-- THE TASK --
Pick out each line with the word "left" from the material that follows.

-- RECORDS FOR THE TASK --

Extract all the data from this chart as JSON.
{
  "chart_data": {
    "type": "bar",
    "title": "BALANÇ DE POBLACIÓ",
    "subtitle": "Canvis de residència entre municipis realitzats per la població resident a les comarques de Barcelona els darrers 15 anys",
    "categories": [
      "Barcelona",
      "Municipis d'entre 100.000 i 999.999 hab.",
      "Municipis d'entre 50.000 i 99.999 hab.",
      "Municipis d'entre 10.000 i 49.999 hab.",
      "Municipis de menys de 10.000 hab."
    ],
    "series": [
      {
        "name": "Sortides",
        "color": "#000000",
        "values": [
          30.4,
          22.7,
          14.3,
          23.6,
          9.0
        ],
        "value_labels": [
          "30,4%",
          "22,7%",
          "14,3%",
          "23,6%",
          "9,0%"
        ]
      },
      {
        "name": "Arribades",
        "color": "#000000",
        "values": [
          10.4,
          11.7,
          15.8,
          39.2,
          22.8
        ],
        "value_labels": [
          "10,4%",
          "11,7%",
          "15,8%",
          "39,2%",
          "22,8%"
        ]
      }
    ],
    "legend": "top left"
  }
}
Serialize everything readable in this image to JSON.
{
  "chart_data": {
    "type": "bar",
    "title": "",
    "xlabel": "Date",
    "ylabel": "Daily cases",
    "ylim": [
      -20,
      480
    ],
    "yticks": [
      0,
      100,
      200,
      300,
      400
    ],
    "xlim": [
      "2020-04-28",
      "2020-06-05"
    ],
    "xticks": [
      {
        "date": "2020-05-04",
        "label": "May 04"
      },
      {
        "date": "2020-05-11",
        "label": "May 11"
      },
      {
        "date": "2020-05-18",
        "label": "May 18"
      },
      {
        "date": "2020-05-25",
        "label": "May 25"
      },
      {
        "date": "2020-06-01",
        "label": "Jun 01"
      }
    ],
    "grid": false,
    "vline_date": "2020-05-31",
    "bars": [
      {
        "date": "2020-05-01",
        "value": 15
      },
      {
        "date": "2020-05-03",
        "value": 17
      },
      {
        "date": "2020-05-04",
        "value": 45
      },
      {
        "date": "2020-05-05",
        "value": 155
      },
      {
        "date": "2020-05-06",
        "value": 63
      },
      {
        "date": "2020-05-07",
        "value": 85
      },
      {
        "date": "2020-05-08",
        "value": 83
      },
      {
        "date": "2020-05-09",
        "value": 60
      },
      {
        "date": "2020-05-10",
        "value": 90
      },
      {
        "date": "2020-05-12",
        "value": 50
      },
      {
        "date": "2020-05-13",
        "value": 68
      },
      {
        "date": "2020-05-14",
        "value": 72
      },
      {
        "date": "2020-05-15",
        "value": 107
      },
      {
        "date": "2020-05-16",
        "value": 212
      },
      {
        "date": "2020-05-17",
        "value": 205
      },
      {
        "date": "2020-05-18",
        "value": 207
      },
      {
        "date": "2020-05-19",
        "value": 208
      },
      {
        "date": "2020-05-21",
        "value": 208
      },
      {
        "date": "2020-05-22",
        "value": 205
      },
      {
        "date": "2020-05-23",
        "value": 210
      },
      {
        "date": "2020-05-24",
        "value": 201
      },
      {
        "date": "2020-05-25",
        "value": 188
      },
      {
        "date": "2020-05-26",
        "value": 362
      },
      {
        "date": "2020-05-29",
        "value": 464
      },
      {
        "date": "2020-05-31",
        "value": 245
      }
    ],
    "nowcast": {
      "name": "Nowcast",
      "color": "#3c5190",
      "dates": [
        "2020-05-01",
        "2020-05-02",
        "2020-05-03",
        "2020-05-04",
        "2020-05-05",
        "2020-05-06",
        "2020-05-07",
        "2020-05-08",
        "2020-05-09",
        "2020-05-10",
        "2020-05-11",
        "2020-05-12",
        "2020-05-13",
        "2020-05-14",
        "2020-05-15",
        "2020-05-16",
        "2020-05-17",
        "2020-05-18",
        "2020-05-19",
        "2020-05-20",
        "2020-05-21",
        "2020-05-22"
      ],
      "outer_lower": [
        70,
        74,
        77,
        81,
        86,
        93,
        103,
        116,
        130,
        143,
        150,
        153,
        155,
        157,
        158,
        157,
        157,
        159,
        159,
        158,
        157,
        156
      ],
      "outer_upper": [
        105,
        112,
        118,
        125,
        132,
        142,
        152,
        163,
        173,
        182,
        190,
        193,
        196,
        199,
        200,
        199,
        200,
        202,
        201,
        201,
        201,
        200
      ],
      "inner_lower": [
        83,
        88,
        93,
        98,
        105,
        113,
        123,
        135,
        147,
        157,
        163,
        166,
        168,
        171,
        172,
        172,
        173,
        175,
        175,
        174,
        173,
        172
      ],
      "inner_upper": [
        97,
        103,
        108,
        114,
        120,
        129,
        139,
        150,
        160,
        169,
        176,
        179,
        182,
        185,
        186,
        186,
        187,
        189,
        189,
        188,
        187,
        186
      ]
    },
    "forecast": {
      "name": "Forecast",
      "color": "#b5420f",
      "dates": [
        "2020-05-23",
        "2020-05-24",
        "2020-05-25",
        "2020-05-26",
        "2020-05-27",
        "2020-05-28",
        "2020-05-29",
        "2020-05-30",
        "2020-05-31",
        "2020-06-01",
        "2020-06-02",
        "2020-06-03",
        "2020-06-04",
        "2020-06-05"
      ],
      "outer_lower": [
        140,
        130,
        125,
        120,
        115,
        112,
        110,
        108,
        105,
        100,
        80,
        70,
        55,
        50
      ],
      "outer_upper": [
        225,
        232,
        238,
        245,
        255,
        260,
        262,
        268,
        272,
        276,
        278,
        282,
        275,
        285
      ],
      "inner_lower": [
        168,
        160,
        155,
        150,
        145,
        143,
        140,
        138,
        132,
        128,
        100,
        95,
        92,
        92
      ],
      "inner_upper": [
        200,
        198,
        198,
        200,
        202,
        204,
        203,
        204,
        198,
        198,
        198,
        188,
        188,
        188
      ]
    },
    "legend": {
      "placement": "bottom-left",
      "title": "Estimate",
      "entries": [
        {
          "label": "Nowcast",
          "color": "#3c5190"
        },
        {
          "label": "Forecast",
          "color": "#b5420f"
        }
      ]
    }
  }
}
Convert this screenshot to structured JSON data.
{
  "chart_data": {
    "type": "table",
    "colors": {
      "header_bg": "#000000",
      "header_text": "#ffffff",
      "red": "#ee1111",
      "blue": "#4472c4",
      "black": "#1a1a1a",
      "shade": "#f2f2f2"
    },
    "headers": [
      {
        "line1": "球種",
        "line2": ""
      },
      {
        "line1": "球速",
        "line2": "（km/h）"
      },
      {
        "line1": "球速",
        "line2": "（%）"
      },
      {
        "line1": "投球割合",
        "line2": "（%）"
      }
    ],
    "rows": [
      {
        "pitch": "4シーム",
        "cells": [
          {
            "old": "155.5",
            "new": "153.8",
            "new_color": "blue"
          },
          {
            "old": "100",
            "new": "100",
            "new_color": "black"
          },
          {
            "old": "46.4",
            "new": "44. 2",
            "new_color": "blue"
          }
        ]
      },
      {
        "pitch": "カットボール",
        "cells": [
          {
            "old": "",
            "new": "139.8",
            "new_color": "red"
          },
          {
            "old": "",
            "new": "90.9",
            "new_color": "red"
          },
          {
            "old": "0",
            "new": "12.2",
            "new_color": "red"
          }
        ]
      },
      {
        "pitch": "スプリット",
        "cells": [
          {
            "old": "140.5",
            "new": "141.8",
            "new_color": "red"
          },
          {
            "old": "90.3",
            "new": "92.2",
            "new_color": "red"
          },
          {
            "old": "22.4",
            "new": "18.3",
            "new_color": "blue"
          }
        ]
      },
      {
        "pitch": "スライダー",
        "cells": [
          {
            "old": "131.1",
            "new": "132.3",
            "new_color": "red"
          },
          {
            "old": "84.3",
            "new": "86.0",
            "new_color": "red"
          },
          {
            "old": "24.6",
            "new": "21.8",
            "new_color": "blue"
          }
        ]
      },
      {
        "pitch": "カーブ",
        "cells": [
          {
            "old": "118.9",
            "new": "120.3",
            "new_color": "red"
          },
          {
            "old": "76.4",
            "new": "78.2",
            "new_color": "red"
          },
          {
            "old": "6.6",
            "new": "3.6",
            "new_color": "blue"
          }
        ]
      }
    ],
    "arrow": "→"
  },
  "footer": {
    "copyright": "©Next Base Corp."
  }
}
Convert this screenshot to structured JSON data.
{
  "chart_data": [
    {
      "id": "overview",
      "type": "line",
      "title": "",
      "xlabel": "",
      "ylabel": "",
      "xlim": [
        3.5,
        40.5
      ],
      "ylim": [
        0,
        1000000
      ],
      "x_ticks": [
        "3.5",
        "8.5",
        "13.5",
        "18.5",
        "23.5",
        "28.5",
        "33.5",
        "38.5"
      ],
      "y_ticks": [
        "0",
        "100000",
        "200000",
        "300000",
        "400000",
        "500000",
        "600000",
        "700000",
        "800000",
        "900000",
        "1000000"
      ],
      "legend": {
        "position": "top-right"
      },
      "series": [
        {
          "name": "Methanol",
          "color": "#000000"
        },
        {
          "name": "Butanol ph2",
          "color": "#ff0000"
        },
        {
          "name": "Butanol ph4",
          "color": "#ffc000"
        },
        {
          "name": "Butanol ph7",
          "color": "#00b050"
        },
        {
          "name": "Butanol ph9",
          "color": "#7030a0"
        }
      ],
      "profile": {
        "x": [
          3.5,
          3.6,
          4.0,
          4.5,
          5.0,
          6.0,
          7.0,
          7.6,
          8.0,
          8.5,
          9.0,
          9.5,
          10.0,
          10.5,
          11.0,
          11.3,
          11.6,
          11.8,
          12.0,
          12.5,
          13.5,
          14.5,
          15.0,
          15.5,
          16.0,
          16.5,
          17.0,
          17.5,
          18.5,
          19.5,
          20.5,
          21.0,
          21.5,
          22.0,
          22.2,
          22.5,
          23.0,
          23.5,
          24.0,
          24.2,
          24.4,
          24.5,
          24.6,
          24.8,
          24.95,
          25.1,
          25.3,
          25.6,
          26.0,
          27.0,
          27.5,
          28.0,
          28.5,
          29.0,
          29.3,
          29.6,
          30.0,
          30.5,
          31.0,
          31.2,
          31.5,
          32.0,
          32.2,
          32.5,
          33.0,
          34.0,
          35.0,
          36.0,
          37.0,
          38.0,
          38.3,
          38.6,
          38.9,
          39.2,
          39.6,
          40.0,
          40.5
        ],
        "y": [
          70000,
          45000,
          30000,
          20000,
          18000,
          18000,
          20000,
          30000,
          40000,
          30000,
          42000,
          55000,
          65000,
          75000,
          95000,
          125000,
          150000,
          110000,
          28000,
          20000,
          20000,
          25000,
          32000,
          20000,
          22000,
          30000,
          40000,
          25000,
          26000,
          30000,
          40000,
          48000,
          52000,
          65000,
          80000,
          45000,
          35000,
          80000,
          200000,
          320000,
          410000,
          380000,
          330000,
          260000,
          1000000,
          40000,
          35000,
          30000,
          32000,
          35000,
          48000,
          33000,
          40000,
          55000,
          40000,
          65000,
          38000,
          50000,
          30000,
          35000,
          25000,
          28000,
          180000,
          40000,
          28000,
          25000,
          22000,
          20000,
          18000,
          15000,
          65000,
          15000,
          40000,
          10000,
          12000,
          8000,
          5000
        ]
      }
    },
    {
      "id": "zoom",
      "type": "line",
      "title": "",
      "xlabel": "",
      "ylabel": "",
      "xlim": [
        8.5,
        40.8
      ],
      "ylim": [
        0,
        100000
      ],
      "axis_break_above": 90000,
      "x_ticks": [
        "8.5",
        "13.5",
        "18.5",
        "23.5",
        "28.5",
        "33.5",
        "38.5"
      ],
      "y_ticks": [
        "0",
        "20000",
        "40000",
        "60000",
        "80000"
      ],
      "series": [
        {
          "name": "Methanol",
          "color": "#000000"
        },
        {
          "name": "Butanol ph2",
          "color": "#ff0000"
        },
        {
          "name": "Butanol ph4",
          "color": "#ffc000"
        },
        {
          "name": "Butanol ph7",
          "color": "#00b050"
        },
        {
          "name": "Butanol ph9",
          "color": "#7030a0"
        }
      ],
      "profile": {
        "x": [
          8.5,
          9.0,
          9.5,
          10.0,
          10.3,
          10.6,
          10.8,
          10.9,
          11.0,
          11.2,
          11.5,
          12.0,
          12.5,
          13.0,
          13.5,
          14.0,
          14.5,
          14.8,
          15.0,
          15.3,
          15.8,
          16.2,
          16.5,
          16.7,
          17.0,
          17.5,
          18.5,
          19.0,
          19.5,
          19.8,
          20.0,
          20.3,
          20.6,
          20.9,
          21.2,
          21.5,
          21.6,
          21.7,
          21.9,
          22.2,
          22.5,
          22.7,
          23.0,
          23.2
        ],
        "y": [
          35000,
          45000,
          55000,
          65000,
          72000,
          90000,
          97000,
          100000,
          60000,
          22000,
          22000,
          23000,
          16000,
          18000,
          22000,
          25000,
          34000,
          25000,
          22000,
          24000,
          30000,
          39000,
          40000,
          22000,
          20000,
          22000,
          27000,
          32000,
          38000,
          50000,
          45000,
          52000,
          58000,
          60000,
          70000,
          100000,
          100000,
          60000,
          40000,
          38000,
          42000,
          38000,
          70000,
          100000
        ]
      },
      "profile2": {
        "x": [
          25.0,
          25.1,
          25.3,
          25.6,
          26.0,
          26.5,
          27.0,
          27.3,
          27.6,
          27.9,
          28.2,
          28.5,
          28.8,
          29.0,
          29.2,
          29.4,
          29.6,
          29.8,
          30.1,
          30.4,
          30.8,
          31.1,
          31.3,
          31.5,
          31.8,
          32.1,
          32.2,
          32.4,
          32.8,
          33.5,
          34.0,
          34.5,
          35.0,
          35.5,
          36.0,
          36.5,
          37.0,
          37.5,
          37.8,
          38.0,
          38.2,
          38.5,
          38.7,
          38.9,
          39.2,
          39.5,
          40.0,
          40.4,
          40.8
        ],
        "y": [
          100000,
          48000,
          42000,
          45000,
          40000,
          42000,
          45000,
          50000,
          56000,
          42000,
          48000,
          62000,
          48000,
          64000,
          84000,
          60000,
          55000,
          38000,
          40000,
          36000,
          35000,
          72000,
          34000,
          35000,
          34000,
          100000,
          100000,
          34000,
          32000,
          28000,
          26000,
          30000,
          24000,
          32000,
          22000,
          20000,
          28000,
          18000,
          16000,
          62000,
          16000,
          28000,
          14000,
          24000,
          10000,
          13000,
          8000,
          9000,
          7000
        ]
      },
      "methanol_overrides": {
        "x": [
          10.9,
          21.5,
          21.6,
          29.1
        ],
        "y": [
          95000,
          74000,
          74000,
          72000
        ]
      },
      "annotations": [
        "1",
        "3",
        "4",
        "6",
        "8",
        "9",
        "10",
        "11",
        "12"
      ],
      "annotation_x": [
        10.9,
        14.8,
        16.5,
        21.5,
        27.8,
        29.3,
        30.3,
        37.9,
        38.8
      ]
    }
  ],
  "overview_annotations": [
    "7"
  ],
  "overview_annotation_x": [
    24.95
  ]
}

-- RESPONSE --
    "legend": "top left"
      "placement": "bottom-left",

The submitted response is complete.